Items from a figure collection:
-- Start --
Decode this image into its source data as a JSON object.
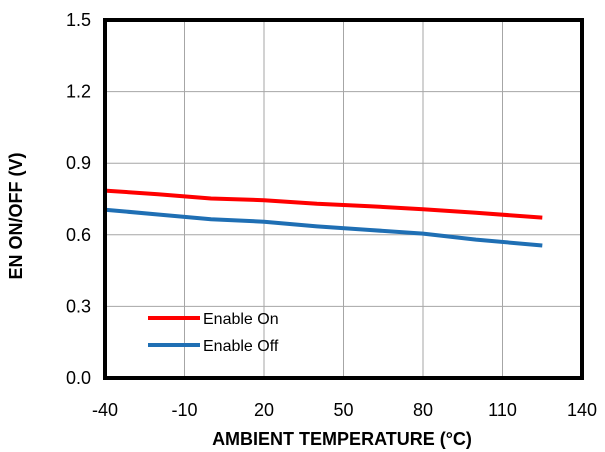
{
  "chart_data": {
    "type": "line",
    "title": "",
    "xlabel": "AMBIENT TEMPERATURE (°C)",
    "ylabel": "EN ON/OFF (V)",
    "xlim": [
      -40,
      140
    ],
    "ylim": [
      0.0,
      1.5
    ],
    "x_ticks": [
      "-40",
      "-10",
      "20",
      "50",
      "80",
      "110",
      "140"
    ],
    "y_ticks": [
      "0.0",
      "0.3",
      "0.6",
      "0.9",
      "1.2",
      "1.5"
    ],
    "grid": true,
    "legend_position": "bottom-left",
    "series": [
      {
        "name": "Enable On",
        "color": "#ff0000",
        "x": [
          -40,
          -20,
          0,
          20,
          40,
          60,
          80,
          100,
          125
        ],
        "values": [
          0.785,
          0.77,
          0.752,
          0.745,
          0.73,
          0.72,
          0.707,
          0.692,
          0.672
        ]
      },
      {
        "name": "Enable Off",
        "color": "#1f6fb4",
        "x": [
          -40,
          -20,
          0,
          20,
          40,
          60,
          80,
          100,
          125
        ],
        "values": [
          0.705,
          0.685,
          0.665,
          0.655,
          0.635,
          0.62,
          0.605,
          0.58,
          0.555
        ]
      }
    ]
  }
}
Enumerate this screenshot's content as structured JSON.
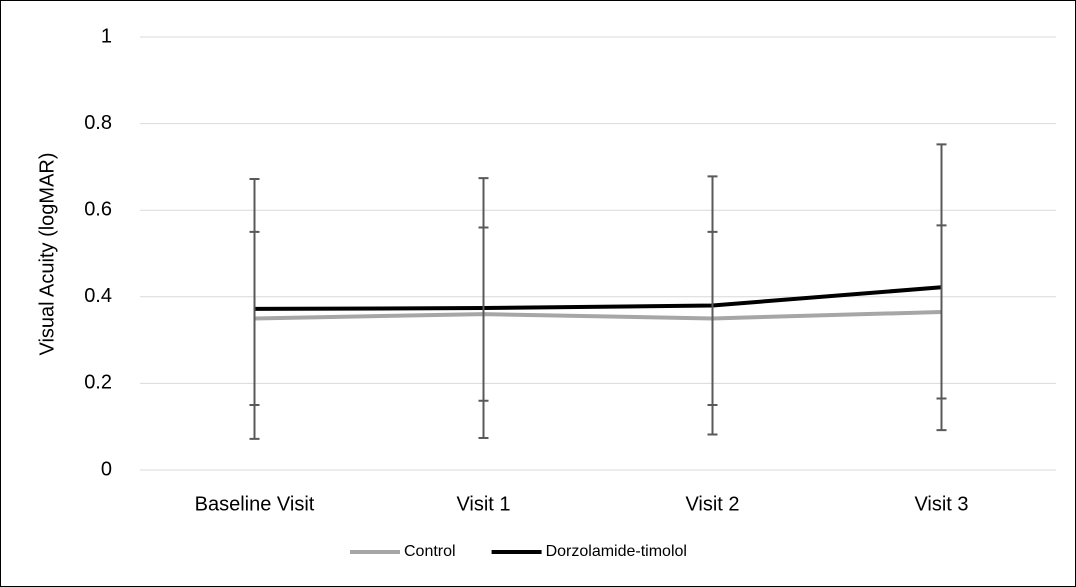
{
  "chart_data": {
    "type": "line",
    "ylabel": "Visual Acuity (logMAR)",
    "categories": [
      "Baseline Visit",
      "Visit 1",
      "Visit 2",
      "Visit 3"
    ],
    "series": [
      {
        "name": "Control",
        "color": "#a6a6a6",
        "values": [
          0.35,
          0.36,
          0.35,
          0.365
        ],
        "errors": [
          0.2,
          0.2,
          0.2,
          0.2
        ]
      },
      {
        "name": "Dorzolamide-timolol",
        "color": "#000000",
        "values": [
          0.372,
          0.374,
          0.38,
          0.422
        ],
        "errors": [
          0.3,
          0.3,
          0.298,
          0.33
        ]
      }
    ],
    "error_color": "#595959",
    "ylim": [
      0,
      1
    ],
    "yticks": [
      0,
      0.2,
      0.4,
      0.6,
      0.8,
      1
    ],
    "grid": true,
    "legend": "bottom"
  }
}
-- End --
Aim of the exercise: Drop the pictures and reproduce the rest of the entries above exactly.

Task result:
Decode this image into its source data as a JSON object.
{
  "chart_data": {
    "type": "line",
    "title": "",
    "xlabel": "AMBIENT TEMPERATURE (°C)",
    "ylabel": "EN ON/OFF (V)",
    "xlim": [
      -40,
      140
    ],
    "ylim": [
      0.0,
      1.5
    ],
    "x_ticks": [
      "-40",
      "-10",
      "20",
      "50",
      "80",
      "110",
      "140"
    ],
    "y_ticks": [
      "0.0",
      "0.3",
      "0.6",
      "0.9",
      "1.2",
      "1.5"
    ],
    "grid": true,
    "legend_position": "bottom-left",
    "series": [
      {
        "name": "Enable On",
        "color": "#ff0000",
        "x": [
          -40,
          -20,
          0,
          20,
          40,
          60,
          80,
          100,
          125
        ],
        "values": [
          0.785,
          0.77,
          0.752,
          0.745,
          0.73,
          0.72,
          0.707,
          0.692,
          0.672
        ]
      },
      {
        "name": "Enable Off",
        "color": "#1f6fb4",
        "x": [
          -40,
          -20,
          0,
          20,
          40,
          60,
          80,
          100,
          125
        ],
        "values": [
          0.705,
          0.685,
          0.665,
          0.655,
          0.635,
          0.62,
          0.605,
          0.58,
          0.555
        ]
      }
    ]
  }
}
Enumerate this screenshot's content as structured JSON.
{
  "chart_data": {
    "type": "line",
    "ylabel": "Visual Acuity (logMAR)",
    "categories": [
      "Baseline Visit",
      "Visit 1",
      "Visit 2",
      "Visit 3"
    ],
    "series": [
      {
        "name": "Control",
        "color": "#a6a6a6",
        "values": [
          0.35,
          0.36,
          0.35,
          0.365
        ],
        "errors": [
          0.2,
          0.2,
          0.2,
          0.2
        ]
      },
      {
        "name": "Dorzolamide-timolol",
        "color": "#000000",
        "values": [
          0.372,
          0.374,
          0.38,
          0.422
        ],
        "errors": [
          0.3,
          0.3,
          0.298,
          0.33
        ]
      }
    ],
    "error_color": "#595959",
    "ylim": [
      0,
      1
    ],
    "yticks": [
      0,
      0.2,
      0.4,
      0.6,
      0.8,
      1
    ],
    "grid": true,
    "legend": "bottom"
  }
}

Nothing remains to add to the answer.